Written task: Transcribe all of the records word for word, but omit the pictures.

Extracted entries:
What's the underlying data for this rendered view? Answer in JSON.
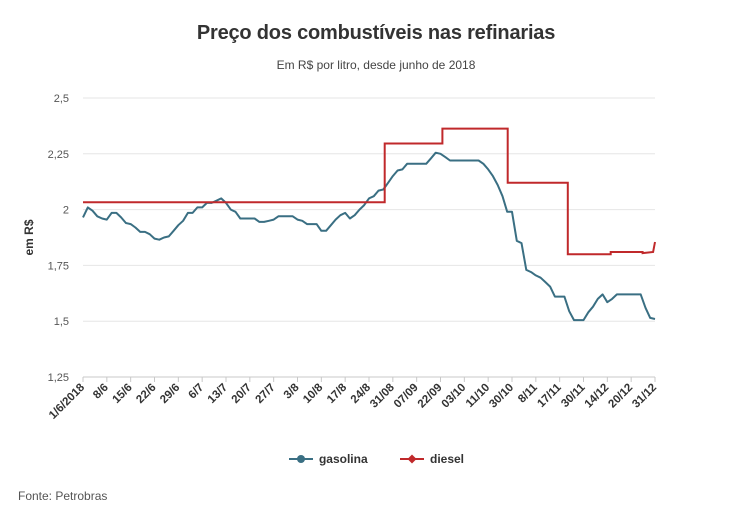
{
  "chart_data": {
    "type": "line",
    "title": "Preço dos combustíveis nas refinarias",
    "subtitle": "Em R$ por litro, desde junho de 2018",
    "ylabel": "em R$",
    "xlabel": "",
    "ylim": [
      1.25,
      2.5
    ],
    "yticks": [
      1.25,
      1.5,
      1.75,
      2,
      2.25,
      2.5
    ],
    "ytick_labels": [
      "1,25",
      "1,5",
      "1,75",
      "2",
      "2,25",
      "2,5"
    ],
    "x_tick_labels": [
      "1/6/2018",
      "8/6",
      "15/6",
      "22/6",
      "29/6",
      "6/7",
      "13/7",
      "20/7",
      "27/7",
      "3/8",
      "10/8",
      "17/8",
      "24/8",
      "31/08",
      "07/09",
      "22/09",
      "03/10",
      "11/10",
      "30/10",
      "8/11",
      "17/11",
      "30/11",
      "14/12",
      "20/12",
      "31/12"
    ],
    "grid": true,
    "legend_position": "bottom",
    "series": [
      {
        "name": "gasolina",
        "color": "#3a6f83",
        "marker": "circle",
        "values": [
          1.965,
          2.01,
          1.995,
          1.97,
          1.96,
          1.955,
          1.985,
          1.985,
          1.965,
          1.94,
          1.935,
          1.92,
          1.9,
          1.9,
          1.89,
          1.87,
          1.865,
          1.875,
          1.88,
          1.905,
          1.93,
          1.95,
          1.985,
          1.985,
          2.01,
          2.01,
          2.03,
          2.03,
          2.04,
          2.05,
          2.03,
          2.0,
          1.99,
          1.96,
          1.96,
          1.96,
          1.96,
          1.945,
          1.945,
          1.95,
          1.955,
          1.97,
          1.97,
          1.97,
          1.97,
          1.955,
          1.95,
          1.935,
          1.935,
          1.935,
          1.905,
          1.905,
          1.93,
          1.955,
          1.975,
          1.985,
          1.96,
          1.975,
          2.0,
          2.02,
          2.05,
          2.06,
          2.085,
          2.09,
          2.12,
          2.15,
          2.175,
          2.18,
          2.205,
          2.205,
          2.205,
          2.205,
          2.205,
          2.23,
          2.255,
          2.25,
          2.235,
          2.22,
          2.22,
          2.22,
          2.22,
          2.22,
          2.22,
          2.22,
          2.205,
          2.18,
          2.15,
          2.11,
          2.06,
          1.99,
          1.99,
          1.86,
          1.85,
          1.73,
          1.72,
          1.705,
          1.695,
          1.675,
          1.655,
          1.61,
          1.61,
          1.61,
          1.545,
          1.505,
          1.505,
          1.505,
          1.54,
          1.565,
          1.6,
          1.62,
          1.585,
          1.6,
          1.62,
          1.62,
          1.62,
          1.62,
          1.62,
          1.62,
          1.56,
          1.515,
          1.51
        ]
      },
      {
        "name": "diesel",
        "color": "#c0292b",
        "marker": "diamond",
        "steps": [
          {
            "x": 0,
            "y": 2.033
          },
          {
            "x": 63.3,
            "y": 2.033
          },
          {
            "x": 63.3,
            "y": 2.296
          },
          {
            "x": 75.4,
            "y": 2.296
          },
          {
            "x": 75.4,
            "y": 2.363
          },
          {
            "x": 89.1,
            "y": 2.363
          },
          {
            "x": 89.1,
            "y": 2.12
          },
          {
            "x": 101.7,
            "y": 2.12
          },
          {
            "x": 101.7,
            "y": 1.8
          },
          {
            "x": 110.7,
            "y": 1.8
          },
          {
            "x": 110.7,
            "y": 1.81
          },
          {
            "x": 117.4,
            "y": 1.81
          },
          {
            "x": 117.4,
            "y": 1.805
          },
          {
            "x": 119.6,
            "y": 1.81
          },
          {
            "x": 120,
            "y": 1.855
          }
        ]
      }
    ]
  },
  "source": "Fonte: Petrobras"
}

Task solution:
What's the underlying data for this rendered view? Answer in JSON.
{
  "chart_data": {
    "type": "line",
    "title": "Preço dos combustíveis nas refinarias",
    "subtitle": "Em R$ por litro, desde junho de 2018",
    "ylabel": "em R$",
    "xlabel": "",
    "ylim": [
      1.25,
      2.5
    ],
    "yticks": [
      1.25,
      1.5,
      1.75,
      2,
      2.25,
      2.5
    ],
    "ytick_labels": [
      "1,25",
      "1,5",
      "1,75",
      "2",
      "2,25",
      "2,5"
    ],
    "x_tick_labels": [
      "1/6/2018",
      "8/6",
      "15/6",
      "22/6",
      "29/6",
      "6/7",
      "13/7",
      "20/7",
      "27/7",
      "3/8",
      "10/8",
      "17/8",
      "24/8",
      "31/08",
      "07/09",
      "22/09",
      "03/10",
      "11/10",
      "30/10",
      "8/11",
      "17/11",
      "30/11",
      "14/12",
      "20/12",
      "31/12"
    ],
    "grid": true,
    "legend_position": "bottom",
    "series": [
      {
        "name": "gasolina",
        "color": "#3a6f83",
        "marker": "circle",
        "values": [
          1.965,
          2.01,
          1.995,
          1.97,
          1.96,
          1.955,
          1.985,
          1.985,
          1.965,
          1.94,
          1.935,
          1.92,
          1.9,
          1.9,
          1.89,
          1.87,
          1.865,
          1.875,
          1.88,
          1.905,
          1.93,
          1.95,
          1.985,
          1.985,
          2.01,
          2.01,
          2.03,
          2.03,
          2.04,
          2.05,
          2.03,
          2.0,
          1.99,
          1.96,
          1.96,
          1.96,
          1.96,
          1.945,
          1.945,
          1.95,
          1.955,
          1.97,
          1.97,
          1.97,
          1.97,
          1.955,
          1.95,
          1.935,
          1.935,
          1.935,
          1.905,
          1.905,
          1.93,
          1.955,
          1.975,
          1.985,
          1.96,
          1.975,
          2.0,
          2.02,
          2.05,
          2.06,
          2.085,
          2.09,
          2.12,
          2.15,
          2.175,
          2.18,
          2.205,
          2.205,
          2.205,
          2.205,
          2.205,
          2.23,
          2.255,
          2.25,
          2.235,
          2.22,
          2.22,
          2.22,
          2.22,
          2.22,
          2.22,
          2.22,
          2.205,
          2.18,
          2.15,
          2.11,
          2.06,
          1.99,
          1.99,
          1.86,
          1.85,
          1.73,
          1.72,
          1.705,
          1.695,
          1.675,
          1.655,
          1.61,
          1.61,
          1.61,
          1.545,
          1.505,
          1.505,
          1.505,
          1.54,
          1.565,
          1.6,
          1.62,
          1.585,
          1.6,
          1.62,
          1.62,
          1.62,
          1.62,
          1.62,
          1.62,
          1.56,
          1.515,
          1.51
        ]
      },
      {
        "name": "diesel",
        "color": "#c0292b",
        "marker": "diamond",
        "steps": [
          {
            "x": 0,
            "y": 2.033
          },
          {
            "x": 63.3,
            "y": 2.033
          },
          {
            "x": 63.3,
            "y": 2.296
          },
          {
            "x": 75.4,
            "y": 2.296
          },
          {
            "x": 75.4,
            "y": 2.363
          },
          {
            "x": 89.1,
            "y": 2.363
          },
          {
            "x": 89.1,
            "y": 2.12
          },
          {
            "x": 101.7,
            "y": 2.12
          },
          {
            "x": 101.7,
            "y": 1.8
          },
          {
            "x": 110.7,
            "y": 1.8
          },
          {
            "x": 110.7,
            "y": 1.81
          },
          {
            "x": 117.4,
            "y": 1.81
          },
          {
            "x": 117.4,
            "y": 1.805
          },
          {
            "x": 119.6,
            "y": 1.81
          },
          {
            "x": 120,
            "y": 1.855
          }
        ]
      }
    ]
  },
  "source": "Fonte: Petrobras"
}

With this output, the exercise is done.